◆ Work required: Which lines contain the string "date"? Please list every one of them.

◆ Supplied records:
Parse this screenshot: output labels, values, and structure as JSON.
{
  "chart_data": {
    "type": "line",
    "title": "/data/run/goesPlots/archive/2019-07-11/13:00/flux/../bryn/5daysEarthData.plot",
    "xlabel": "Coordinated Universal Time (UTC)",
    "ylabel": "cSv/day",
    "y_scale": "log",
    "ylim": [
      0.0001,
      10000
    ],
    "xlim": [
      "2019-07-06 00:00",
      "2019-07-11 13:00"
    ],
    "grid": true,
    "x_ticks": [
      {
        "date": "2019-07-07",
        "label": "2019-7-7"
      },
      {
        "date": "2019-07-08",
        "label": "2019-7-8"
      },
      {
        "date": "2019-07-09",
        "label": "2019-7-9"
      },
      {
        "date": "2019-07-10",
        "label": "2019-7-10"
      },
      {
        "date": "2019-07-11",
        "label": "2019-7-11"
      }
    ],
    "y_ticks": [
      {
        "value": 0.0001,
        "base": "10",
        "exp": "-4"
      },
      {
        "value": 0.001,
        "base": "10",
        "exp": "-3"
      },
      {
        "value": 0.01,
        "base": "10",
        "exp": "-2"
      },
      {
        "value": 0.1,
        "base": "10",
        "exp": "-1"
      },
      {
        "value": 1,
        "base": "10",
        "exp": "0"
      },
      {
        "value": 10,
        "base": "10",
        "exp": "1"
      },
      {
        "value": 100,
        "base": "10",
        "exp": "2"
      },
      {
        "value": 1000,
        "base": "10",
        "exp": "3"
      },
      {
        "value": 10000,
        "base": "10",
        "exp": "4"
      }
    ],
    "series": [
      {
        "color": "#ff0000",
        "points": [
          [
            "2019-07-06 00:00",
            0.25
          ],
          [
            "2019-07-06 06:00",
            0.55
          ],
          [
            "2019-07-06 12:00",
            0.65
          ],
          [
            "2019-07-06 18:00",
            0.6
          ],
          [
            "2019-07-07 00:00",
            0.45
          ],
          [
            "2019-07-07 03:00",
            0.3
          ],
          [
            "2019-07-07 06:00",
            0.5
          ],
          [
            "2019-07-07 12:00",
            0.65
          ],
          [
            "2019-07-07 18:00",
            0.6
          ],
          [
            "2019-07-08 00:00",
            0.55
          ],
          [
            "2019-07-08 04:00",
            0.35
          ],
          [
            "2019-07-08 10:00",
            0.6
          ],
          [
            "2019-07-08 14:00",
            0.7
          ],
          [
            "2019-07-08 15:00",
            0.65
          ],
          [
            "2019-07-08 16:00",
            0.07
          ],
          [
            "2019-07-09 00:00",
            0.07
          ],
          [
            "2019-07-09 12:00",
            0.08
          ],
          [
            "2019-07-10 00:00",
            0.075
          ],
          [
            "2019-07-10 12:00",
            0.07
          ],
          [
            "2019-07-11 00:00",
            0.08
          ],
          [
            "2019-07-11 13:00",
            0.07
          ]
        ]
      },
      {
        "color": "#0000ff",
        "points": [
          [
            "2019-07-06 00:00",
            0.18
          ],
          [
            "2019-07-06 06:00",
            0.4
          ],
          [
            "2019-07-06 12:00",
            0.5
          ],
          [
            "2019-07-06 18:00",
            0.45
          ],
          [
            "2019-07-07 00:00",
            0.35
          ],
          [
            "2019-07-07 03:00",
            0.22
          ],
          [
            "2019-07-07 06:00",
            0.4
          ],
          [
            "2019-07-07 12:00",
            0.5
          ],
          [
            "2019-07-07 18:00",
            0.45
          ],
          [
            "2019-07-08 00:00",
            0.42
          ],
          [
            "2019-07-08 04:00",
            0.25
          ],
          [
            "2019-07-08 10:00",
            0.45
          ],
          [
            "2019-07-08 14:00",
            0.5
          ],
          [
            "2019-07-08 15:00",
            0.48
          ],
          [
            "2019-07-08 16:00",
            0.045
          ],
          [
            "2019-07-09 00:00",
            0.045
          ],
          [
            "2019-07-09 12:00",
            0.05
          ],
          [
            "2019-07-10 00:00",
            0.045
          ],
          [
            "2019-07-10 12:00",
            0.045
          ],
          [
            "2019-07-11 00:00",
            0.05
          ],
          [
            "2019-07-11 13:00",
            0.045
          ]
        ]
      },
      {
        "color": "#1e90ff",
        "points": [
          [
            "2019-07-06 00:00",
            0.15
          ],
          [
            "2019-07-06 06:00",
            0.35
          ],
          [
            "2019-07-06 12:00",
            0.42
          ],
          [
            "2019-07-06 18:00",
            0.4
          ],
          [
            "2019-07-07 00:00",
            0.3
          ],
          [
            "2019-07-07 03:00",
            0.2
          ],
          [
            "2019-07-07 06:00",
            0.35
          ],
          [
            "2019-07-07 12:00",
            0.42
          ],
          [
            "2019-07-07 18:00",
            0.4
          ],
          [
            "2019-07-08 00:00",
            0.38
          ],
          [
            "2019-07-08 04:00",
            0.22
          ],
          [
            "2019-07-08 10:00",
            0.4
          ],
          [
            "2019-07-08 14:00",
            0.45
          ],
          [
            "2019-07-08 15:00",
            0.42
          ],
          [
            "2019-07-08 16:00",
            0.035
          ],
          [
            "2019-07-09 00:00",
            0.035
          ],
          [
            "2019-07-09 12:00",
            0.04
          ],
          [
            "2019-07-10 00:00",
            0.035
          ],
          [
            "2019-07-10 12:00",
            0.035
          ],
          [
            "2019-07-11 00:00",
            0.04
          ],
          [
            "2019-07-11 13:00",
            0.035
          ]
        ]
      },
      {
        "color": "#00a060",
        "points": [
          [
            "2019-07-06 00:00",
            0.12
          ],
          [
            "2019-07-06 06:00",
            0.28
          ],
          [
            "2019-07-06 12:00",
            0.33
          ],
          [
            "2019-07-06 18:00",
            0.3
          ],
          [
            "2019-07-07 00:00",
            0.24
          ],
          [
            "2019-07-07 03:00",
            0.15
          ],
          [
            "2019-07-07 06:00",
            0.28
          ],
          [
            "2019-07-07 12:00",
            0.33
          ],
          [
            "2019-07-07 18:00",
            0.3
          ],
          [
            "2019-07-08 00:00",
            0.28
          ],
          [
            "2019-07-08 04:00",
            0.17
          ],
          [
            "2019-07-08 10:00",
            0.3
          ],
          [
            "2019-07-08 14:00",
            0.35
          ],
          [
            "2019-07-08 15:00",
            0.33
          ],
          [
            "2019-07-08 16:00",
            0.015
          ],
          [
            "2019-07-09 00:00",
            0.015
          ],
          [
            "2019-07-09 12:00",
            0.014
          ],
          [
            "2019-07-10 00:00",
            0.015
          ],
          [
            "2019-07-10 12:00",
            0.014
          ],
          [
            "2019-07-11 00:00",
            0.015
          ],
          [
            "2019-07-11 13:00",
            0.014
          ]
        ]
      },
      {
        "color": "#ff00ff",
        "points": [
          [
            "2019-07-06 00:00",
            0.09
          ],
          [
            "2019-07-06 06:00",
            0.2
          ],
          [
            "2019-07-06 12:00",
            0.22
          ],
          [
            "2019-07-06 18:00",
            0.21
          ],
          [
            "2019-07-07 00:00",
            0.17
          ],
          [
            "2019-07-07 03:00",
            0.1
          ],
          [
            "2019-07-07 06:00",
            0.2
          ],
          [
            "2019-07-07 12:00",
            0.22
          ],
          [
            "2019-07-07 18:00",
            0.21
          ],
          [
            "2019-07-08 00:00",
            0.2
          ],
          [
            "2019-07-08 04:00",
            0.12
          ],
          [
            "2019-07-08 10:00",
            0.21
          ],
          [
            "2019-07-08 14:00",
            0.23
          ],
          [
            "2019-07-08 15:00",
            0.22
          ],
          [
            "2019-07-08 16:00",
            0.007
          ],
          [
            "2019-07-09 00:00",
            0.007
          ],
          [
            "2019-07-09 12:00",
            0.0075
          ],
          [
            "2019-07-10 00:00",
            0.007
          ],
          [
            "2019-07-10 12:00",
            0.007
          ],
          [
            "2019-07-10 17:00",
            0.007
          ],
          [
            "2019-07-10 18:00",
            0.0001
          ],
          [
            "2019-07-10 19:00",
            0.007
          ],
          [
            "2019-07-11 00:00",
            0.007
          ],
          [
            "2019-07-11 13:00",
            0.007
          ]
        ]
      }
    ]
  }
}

◆ Exercise result:
        "date": "2019-07-07",
        "date": "2019-07-08",
        "date": "2019-07-09",
        "date": "2019-07-10",
        "date": "2019-07-11",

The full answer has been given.